→ **Text excerpt**:
-- Start --

Dredge Mining Control-Yes!, Inc. v. Cenarrusa

McFADDEN Justice.

Appellant Dredge Mining Control-Yes!, Inc., a non-profit Idaho corporation, instituted this action for a writ of mandate to compel respondent Pete T. Cenarrusa, Secretary of State, to file, certify and cause to be printed on the ballot for the November 1968 General Election an initiative proposal, sponsored by appellant. The proposal is entitled “Dredge Mining Regulation and Water and Land Preservation Initiative.” The trial court issued an alternative writ of mandate requiring respondent Cenarrusa to certify the measure and cause the same to be printed on the general election ballot or show cause why he should not.

Respondent Idaho Mining Association, an unincorporated association of companies actually engaged in the mining industry *481o£ this state, intervened in the action by motion granted by the trial court. Each respondent answered appellant’s petition. The cause was tried by the court on stipulated facts, which the court adopted as its findings of fact. The trial court entered conclusions of law and its judgment discharging the alternate writ of mandate previously entered and enjoining respondent Cenarrusa from certifying or printing the initiative measure on the ballot, from which judgment plaintiff appealed.

The trial court concluded that appellant failed to file with respondent Secretary of State within the time allowed by law, certified signatures equal to ten per cent of the electors of the state based upon the aggregate vote cast for governor at the preceding general election, and hence the Secretary of State was precluded from ordering the initiative printed on the ballot for the 1968 general election. It is appellant’s theory, however, that by reason of erroneous conclusions of law which are assigned as error this conclusion is incorrect.

The parties stipulated that the number of people voting for governor in 1966 was 252,591, and that 10% of that figure, the number of signatures required on the petition, was 25,260. It was also stipulated that petitions with 23,011 signatures were timely filed on July 5, with respondent Cenarrusa; “that 451 [additional signatures] arrived in the mail after July 5 but were postmarked on July 5; Approximately, but not less than 5,000 signatures were not certified by the clerks; All of the said 5,000 signatures were listed on the bottom part of the clerk’s certification form.” Authority for use of the initiative by the electorate of this state is to be found in Idaho Constitution Article 3, § 1, and the provisions of Idaho Code Title 34, Chapter 18. The constitutional provision reads:

“The people reserve to themselves the power to propose laws, and enact the same at the polls independent of the legislature. This power is known as the initiative, and legal voters may, under such conditions and in such manner as may be provided by acts of the legislature, initiate any desired legislation and cause the same to be submitted to the vote of the people at a general election for their approval or rejection provided that legislation thus submitted shall require the approval of a number of voters equal to a majority of the aggregate vote cast for the office of governor at such general election to be adopted.” Idaho Const. Art. 3, § 1.

This constitutional provision was not a part of the Idaho Constitution as adopted in 1890, but came as an amendment proposed by the legislature in 1911 (S.L.1911, p. 785, S.J.R. No. 12), and was ratified by the voters at the general election in November 1912. The provision remained dormant until 1933, when the legislature enacted what is now I.C. Title 34, Chapter 18 (S.L.1933, Ch. 210).

-- End --

→ **Data supplied**:
-- Start --

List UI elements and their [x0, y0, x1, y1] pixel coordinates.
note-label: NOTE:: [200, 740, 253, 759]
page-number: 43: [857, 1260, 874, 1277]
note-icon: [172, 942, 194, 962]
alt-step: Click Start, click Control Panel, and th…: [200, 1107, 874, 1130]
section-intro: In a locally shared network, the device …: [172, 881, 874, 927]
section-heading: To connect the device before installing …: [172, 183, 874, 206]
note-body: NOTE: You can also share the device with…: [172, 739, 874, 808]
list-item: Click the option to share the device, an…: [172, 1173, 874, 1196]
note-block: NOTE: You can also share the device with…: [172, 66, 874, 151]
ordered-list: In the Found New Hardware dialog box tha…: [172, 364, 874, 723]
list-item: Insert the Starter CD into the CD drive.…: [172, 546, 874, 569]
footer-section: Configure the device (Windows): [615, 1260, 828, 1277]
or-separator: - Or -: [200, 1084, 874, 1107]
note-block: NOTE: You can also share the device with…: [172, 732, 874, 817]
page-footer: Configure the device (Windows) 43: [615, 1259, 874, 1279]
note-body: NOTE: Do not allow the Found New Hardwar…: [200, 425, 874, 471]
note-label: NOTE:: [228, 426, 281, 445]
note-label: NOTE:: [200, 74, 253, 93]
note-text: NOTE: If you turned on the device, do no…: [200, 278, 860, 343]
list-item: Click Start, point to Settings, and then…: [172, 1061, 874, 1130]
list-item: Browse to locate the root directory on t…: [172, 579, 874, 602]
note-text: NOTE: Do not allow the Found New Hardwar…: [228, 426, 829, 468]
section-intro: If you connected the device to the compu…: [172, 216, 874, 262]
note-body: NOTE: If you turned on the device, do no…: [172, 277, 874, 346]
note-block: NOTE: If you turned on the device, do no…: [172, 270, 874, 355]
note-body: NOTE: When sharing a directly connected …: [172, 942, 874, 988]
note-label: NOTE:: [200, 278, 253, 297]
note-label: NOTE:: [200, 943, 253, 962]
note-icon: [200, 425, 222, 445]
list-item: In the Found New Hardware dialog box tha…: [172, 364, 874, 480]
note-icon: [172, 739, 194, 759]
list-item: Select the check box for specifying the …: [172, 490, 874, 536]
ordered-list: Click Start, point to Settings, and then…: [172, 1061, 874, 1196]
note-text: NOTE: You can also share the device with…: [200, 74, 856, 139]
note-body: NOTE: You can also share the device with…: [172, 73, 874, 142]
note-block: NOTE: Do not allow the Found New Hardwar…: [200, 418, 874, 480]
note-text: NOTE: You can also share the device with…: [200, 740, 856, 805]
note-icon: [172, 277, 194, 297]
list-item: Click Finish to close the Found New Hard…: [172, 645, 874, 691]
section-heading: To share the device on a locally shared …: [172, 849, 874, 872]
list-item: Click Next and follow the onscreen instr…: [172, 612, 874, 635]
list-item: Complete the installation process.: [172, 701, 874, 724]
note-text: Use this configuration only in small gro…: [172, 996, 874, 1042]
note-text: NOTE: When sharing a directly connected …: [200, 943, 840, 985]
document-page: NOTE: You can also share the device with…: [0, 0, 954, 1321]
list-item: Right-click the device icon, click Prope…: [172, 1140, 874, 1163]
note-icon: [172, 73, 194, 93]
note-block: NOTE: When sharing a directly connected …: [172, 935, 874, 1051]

-- End --

→ **What this exercise asks**:
A) Answer these from the court opinion:
(i) How many people voted for governor in 1966?
(ii) In what year did the legislature propose the amendment that added the initiative to the Idaho Constitution?
(iii) Which respondent intervened in the action by motion?
B) Please repeat the court opinion word for word, from "The trial court concluded" up to and including "conclusion is incorrect.".
The material isn't needed here.

→ **Set of answers**:
A)
(i) 252,591
(ii) 1911
(iii) The Idaho Mining Association

B)
The trial court concluded that appellant failed to file with respondent Secretary of State within the time allowed by law, certified signatures equal to ten per cent of the electors of the state based upon the aggregate vote cast for governor at the preceding general election, and hence the Secretary of State was precluded from ordering the initiative printed on the ballot for the 1968 general election. It is appellant’s theory, however, that by reason of erroneous conclusions of law which are assigned as error this conclusion is incorrect.